▶ [Stated exercise] Every entry that follows should be reproduced exactly.

▶ [A block of data]
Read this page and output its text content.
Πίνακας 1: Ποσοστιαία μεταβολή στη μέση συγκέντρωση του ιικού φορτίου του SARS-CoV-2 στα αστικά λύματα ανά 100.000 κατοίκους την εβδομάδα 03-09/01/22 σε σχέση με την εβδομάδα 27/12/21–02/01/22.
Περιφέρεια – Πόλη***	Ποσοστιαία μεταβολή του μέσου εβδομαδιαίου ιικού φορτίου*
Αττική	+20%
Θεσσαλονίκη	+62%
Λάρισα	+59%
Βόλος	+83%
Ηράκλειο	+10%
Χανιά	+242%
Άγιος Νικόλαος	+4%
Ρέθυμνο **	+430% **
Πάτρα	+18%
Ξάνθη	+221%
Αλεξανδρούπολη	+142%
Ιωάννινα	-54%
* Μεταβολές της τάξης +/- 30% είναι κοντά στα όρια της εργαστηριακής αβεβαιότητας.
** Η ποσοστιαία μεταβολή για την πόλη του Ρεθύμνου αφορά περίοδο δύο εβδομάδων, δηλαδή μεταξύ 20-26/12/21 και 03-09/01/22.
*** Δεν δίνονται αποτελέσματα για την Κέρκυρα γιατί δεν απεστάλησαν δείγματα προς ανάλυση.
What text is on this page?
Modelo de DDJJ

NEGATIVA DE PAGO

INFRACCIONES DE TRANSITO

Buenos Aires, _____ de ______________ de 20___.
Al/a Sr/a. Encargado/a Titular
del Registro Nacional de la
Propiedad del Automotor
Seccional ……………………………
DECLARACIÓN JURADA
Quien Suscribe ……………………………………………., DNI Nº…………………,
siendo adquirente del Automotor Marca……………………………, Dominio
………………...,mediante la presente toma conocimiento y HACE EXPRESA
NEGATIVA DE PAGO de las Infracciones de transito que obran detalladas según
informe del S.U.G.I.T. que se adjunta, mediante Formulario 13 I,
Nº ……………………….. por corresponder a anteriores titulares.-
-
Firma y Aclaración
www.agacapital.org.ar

▶ [Output of the task]
Read this page and output its text content.
Πίνακας 1: Ποσοστιαία μεταβολή στη μέση συγκέντρωση του ιικού φορτίου του SARS-CoV-2 στα αστικά λύματα ανά 100.000 κατοίκους την εβδομάδα 03-09/01/22 σε σχέση με την εβδομάδα 27/12/21–02/01/22.
Περιφέρεια – Πόλη***	Ποσοστιαία μεταβολή του μέσου εβδομαδιαίου ιικού φορτίου*
Αττική	+20%
Θεσσαλονίκη	+62%
Λάρισα	+59%
Βόλος	+83%
Ηράκλειο	+10%
Χανιά	+242%
Άγιος Νικόλαος	+4%
Ρέθυμνο **	+430% **
Πάτρα	+18%
Ξάνθη	+221%
Αλεξανδρούπολη	+142%
Ιωάννινα	-54%
* Μεταβολές της τάξης +/- 30% είναι κοντά στα όρια της εργαστηριακής αβεβαιότητας.
** Η ποσοστιαία μεταβολή για την πόλη του Ρεθύμνου αφορά περίοδο δύο εβδομάδων, δηλαδή μεταξύ 20-26/12/21 και 03-09/01/22.
*** Δεν δίνονται αποτελέσματα για την Κέρκυρα γιατί δεν απεστάλησαν δείγματα προς ανάλυση.
What text is on this page?
Modelo de DDJJ

NEGATIVA DE PAGO

INFRACCIONES DE TRANSITO

Buenos Aires, _____ de ______________ de 20___.
Al/a Sr/a. Encargado/a Titular
del Registro Nacional de la
Propiedad del Automotor
Seccional ……………………………
DECLARACIÓN JURADA
Quien Suscribe ……………………………………………., DNI Nº…………………,
siendo adquirente del Automotor Marca……………………………, Dominio
………………...,mediante la presente toma conocimiento y HACE EXPRESA
NEGATIVA DE PAGO de las Infracciones de transito que obran detalladas según
informe del S.U.G.I.T. que se adjunta, mediante Formulario 13 I,
Nº ……………………….. por corresponder a anteriores titulares.-
-
Firma y Aclaración
www.agacapital.org.ar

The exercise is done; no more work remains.